[Labeled region entries]
┏━━
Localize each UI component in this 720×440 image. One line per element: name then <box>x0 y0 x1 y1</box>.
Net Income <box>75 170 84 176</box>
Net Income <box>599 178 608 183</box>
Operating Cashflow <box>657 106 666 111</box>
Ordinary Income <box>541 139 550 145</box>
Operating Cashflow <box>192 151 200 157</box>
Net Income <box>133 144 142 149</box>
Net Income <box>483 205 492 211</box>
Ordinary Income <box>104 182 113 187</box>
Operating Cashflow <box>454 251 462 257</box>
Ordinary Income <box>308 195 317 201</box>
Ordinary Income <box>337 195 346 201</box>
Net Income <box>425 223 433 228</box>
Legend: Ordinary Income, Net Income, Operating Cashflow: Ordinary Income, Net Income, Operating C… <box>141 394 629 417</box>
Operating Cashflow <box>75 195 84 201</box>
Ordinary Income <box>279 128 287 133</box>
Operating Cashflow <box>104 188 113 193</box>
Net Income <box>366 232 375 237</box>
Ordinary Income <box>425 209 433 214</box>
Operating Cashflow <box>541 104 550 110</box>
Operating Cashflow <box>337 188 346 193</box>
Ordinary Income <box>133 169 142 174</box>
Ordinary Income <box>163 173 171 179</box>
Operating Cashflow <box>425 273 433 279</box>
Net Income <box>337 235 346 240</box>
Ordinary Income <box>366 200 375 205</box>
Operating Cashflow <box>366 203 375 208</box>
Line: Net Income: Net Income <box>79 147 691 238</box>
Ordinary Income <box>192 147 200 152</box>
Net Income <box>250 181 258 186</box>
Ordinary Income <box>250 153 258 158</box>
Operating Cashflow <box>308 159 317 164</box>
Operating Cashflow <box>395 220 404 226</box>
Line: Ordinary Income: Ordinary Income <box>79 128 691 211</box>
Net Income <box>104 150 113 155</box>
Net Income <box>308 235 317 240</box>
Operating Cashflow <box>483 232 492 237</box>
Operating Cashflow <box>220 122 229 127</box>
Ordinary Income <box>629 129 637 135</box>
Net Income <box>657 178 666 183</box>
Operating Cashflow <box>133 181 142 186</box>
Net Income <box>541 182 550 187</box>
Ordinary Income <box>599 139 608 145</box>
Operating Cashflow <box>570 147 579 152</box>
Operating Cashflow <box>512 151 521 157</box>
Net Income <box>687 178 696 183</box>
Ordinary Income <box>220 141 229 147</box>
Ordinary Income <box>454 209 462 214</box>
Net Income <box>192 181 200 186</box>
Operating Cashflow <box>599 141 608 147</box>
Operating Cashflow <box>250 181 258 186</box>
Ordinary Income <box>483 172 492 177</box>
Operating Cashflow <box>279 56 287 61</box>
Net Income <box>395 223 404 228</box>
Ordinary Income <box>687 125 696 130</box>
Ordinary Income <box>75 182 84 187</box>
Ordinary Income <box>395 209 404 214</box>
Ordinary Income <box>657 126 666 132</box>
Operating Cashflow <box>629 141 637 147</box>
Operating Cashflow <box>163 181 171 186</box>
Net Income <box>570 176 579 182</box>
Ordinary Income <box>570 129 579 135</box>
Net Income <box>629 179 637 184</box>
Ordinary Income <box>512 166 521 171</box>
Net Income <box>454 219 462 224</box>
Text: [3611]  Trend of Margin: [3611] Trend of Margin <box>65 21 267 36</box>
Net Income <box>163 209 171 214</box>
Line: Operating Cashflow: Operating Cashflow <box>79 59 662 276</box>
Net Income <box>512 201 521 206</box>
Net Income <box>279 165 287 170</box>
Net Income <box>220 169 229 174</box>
┗━━
EXERCISE INSTRUCTIONS:
Rewrite every line of the listing above as a numbered list, omitting any blank lines.

EXERCISE ANSWER:
1. Localize each UI component in this 720×440 image. One line per element: name then <box>x0 y0 x1 y1</box>.
2. Net Income <box>75 170 84 176</box>
3. Net Income <box>599 178 608 183</box>
4. Operating Cashflow <box>657 106 666 111</box>
5. Ordinary Income <box>541 139 550 145</box>
6. Operating Cashflow <box>192 151 200 157</box>
7. Net Income <box>133 144 142 149</box>
8. Net Income <box>483 205 492 211</box>
9. Ordinary Income <box>104 182 113 187</box>
10. Operating Cashflow <box>454 251 462 257</box>
11. Ordinary Income <box>308 195 317 201</box>
12. Ordinary Income <box>337 195 346 201</box>
13. Net Income <box>425 223 433 228</box>
14. Legend: Ordinary Income, Net Income, Operating Cashflow: Ordinary Income, Net Income, Operating C… <box>141 394 629 417</box>
15. Operating Cashflow <box>75 195 84 201</box>
16. Ordinary Income <box>279 128 287 133</box>
17. Operating Cashflow <box>104 188 113 193</box>
18. Net Income <box>366 232 375 237</box>
19. Ordinary Income <box>425 209 433 214</box>
20. Operating Cashflow <box>541 104 550 110</box>
21. Operating Cashflow <box>337 188 346 193</box>
22. Ordinary Income <box>133 169 142 174</box>
23. Ordinary Income <box>163 173 171 179</box>
24. Operating Cashflow <box>425 273 433 279</box>
25. Net Income <box>337 235 346 240</box>
26. Ordinary Income <box>366 200 375 205</box>
27. Operating Cashflow <box>366 203 375 208</box>
28. Line: Net Income: Net Income <box>79 147 691 238</box>
29. Ordinary Income <box>192 147 200 152</box>
30. Net Income <box>250 181 258 186</box>
31. Ordinary Income <box>250 153 258 158</box>
32. Operating Cashflow <box>308 159 317 164</box>
33. Operating Cashflow <box>395 220 404 226</box>
34. Line: Ordinary Income: Ordinary Income <box>79 128 691 211</box>
35. Net Income <box>104 150 113 155</box>
36. Net Income <box>308 235 317 240</box>
37. Operating Cashflow <box>483 232 492 237</box>
38. Operating Cashflow <box>220 122 229 127</box>
39. Ordinary Income <box>629 129 637 135</box>
40. Net Income <box>657 178 666 183</box>
41. Operating Cashflow <box>133 181 142 186</box>
42. Net Income <box>541 182 550 187</box>
43. Ordinary Income <box>599 139 608 145</box>
44. Operating Cashflow <box>570 147 579 152</box>
45. Operating Cashflow <box>512 151 521 157</box>
46. Net Income <box>687 178 696 183</box>
47. Ordinary Income <box>220 141 229 147</box>
48. Ordinary Income <box>454 209 462 214</box>
49. Net Income <box>192 181 200 186</box>
50. Operating Cashflow <box>599 141 608 147</box>
51. Operating Cashflow <box>250 181 258 186</box>
52. Ordinary Income <box>483 172 492 177</box>
53. Operating Cashflow <box>279 56 287 61</box>
54. Net Income <box>395 223 404 228</box>
55. Ordinary Income <box>687 125 696 130</box>
56. Ordinary Income <box>75 182 84 187</box>
57. Ordinary Income <box>395 209 404 214</box>
58. Ordinary Income <box>657 126 666 132</box>
59. Operating Cashflow <box>629 141 637 147</box>
60. Operating Cashflow <box>163 181 171 186</box>
61. Net Income <box>570 176 579 182</box>
62. Ordinary Income <box>570 129 579 135</box>
63. Net Income <box>629 179 637 184</box>
64. Ordinary Income <box>512 166 521 171</box>
65. Net Income <box>454 219 462 224</box>
66. Text: [3611]  Trend of Margin: [3611] Trend of Margin <box>65 21 267 36</box>
67. Net Income <box>163 209 171 214</box>
68. Line: Operating Cashflow: Operating Cashflow <box>79 59 662 276</box>
69. Net Income <box>512 201 521 206</box>
70. Net Income <box>279 165 287 170</box>
71. Net Income <box>220 169 229 174</box>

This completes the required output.